## Dataset records
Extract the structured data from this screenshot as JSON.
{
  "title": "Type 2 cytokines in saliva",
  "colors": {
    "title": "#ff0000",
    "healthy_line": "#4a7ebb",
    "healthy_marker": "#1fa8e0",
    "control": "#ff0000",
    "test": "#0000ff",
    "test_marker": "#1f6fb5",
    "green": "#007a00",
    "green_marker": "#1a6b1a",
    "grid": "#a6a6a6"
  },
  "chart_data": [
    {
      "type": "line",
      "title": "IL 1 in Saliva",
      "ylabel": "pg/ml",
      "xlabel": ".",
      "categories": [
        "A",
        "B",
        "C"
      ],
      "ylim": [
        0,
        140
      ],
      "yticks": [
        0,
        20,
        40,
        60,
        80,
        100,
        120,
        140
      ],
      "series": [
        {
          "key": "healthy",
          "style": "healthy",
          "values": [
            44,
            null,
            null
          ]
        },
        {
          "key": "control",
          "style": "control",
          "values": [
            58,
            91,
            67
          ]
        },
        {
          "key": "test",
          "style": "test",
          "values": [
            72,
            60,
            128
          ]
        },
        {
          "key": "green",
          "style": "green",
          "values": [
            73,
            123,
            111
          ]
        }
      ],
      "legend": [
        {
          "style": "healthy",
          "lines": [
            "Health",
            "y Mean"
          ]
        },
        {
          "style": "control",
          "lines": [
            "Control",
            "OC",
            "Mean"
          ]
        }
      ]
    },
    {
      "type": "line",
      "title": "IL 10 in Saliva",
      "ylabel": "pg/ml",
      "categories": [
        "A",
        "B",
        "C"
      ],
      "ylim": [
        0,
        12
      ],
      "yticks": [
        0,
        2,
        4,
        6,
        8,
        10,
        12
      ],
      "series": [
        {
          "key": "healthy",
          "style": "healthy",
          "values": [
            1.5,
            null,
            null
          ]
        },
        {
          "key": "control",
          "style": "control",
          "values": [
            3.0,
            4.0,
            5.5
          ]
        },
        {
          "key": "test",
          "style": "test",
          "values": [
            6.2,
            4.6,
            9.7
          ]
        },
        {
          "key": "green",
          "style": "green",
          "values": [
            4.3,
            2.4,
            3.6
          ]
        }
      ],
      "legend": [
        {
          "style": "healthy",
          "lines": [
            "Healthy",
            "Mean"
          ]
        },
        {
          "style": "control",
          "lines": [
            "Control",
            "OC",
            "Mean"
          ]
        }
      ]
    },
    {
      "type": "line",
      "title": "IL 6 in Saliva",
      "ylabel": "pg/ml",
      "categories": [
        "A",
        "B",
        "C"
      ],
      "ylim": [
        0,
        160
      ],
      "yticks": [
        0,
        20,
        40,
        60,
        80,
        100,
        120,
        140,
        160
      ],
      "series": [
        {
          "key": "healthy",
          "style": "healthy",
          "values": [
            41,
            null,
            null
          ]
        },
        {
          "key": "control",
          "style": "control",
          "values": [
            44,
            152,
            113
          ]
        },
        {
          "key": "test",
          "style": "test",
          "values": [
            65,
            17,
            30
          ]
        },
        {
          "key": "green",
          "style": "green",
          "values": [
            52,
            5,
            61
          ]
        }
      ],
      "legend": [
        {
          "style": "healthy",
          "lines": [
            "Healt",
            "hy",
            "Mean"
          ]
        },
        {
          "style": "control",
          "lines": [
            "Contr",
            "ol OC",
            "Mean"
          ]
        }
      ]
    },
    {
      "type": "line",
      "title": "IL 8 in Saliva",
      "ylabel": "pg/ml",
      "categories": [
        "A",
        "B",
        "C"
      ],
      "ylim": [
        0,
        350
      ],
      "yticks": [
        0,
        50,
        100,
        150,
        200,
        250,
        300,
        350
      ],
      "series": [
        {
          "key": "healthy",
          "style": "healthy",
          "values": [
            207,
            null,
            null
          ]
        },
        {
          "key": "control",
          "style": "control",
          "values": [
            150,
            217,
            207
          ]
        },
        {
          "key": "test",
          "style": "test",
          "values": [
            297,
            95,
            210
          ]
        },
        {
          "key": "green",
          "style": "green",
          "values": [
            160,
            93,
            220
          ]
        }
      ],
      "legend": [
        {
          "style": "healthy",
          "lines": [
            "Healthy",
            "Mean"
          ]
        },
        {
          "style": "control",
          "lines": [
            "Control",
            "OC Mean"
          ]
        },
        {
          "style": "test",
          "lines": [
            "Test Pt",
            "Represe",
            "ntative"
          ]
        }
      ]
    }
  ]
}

## Work required
Retype all of the data shown above, word for word.

## Output
Extract the structured data from this screenshot as JSON.
{
  "title": "Type 2 cytokines in saliva",
  "colors": {
    "title": "#ff0000",
    "healthy_line": "#4a7ebb",
    "healthy_marker": "#1fa8e0",
    "control": "#ff0000",
    "test": "#0000ff",
    "test_marker": "#1f6fb5",
    "green": "#007a00",
    "green_marker": "#1a6b1a",
    "grid": "#a6a6a6"
  },
  "chart_data": [
    {
      "type": "line",
      "title": "IL 1 in Saliva",
      "ylabel": "pg/ml",
      "xlabel": ".",
      "categories": [
        "A",
        "B",
        "C"
      ],
      "ylim": [
        0,
        140
      ],
      "yticks": [
        0,
        20,
        40,
        60,
        80,
        100,
        120,
        140
      ],
      "series": [
        {
          "key": "healthy",
          "style": "healthy",
          "values": [
            44,
            null,
            null
          ]
        },
        {
          "key": "control",
          "style": "control",
          "values": [
            58,
            91,
            67
          ]
        },
        {
          "key": "test",
          "style": "test",
          "values": [
            72,
            60,
            128
          ]
        },
        {
          "key": "green",
          "style": "green",
          "values": [
            73,
            123,
            111
          ]
        }
      ],
      "legend": [
        {
          "style": "healthy",
          "lines": [
            "Health",
            "y Mean"
          ]
        },
        {
          "style": "control",
          "lines": [
            "Control",
            "OC",
            "Mean"
          ]
        }
      ]
    },
    {
      "type": "line",
      "title": "IL 10 in Saliva",
      "ylabel": "pg/ml",
      "categories": [
        "A",
        "B",
        "C"
      ],
      "ylim": [
        0,
        12
      ],
      "yticks": [
        0,
        2,
        4,
        6,
        8,
        10,
        12
      ],
      "series": [
        {
          "key": "healthy",
          "style": "healthy",
          "values": [
            1.5,
            null,
            null
          ]
        },
        {
          "key": "control",
          "style": "control",
          "values": [
            3.0,
            4.0,
            5.5
          ]
        },
        {
          "key": "test",
          "style": "test",
          "values": [
            6.2,
            4.6,
            9.7
          ]
        },
        {
          "key": "green",
          "style": "green",
          "values": [
            4.3,
            2.4,
            3.6
          ]
        }
      ],
      "legend": [
        {
          "style": "healthy",
          "lines": [
            "Healthy",
            "Mean"
          ]
        },
        {
          "style": "control",
          "lines": [
            "Control",
            "OC",
            "Mean"
          ]
        }
      ]
    },
    {
      "type": "line",
      "title": "IL 6 in Saliva",
      "ylabel": "pg/ml",
      "categories": [
        "A",
        "B",
        "C"
      ],
      "ylim": [
        0,
        160
      ],
      "yticks": [
        0,
        20,
        40,
        60,
        80,
        100,
        120,
        140,
        160
      ],
      "series": [
        {
          "key": "healthy",
          "style": "healthy",
          "values": [
            41,
            null,
            null
          ]
        },
        {
          "key": "control",
          "style": "control",
          "values": [
            44,
            152,
            113
          ]
        },
        {
          "key": "test",
          "style": "test",
          "values": [
            65,
            17,
            30
          ]
        },
        {
          "key": "green",
          "style": "green",
          "values": [
            52,
            5,
            61
          ]
        }
      ],
      "legend": [
        {
          "style": "healthy",
          "lines": [
            "Healt",
            "hy",
            "Mean"
          ]
        },
        {
          "style": "control",
          "lines": [
            "Contr",
            "ol OC",
            "Mean"
          ]
        }
      ]
    },
    {
      "type": "line",
      "title": "IL 8 in Saliva",
      "ylabel": "pg/ml",
      "categories": [
        "A",
        "B",
        "C"
      ],
      "ylim": [
        0,
        350
      ],
      "yticks": [
        0,
        50,
        100,
        150,
        200,
        250,
        300,
        350
      ],
      "series": [
        {
          "key": "healthy",
          "style": "healthy",
          "values": [
            207,
            null,
            null
          ]
        },
        {
          "key": "control",
          "style": "control",
          "values": [
            150,
            217,
            207
          ]
        },
        {
          "key": "test",
          "style": "test",
          "values": [
            297,
            95,
            210
          ]
        },
        {
          "key": "green",
          "style": "green",
          "values": [
            160,
            93,
            220
          ]
        }
      ],
      "legend": [
        {
          "style": "healthy",
          "lines": [
            "Healthy",
            "Mean"
          ]
        },
        {
          "style": "control",
          "lines": [
            "Control",
            "OC Mean"
          ]
        },
        {
          "style": "test",
          "lines": [
            "Test Pt",
            "Represe",
            "ntative"
          ]
        }
      ]
    }
  ]
}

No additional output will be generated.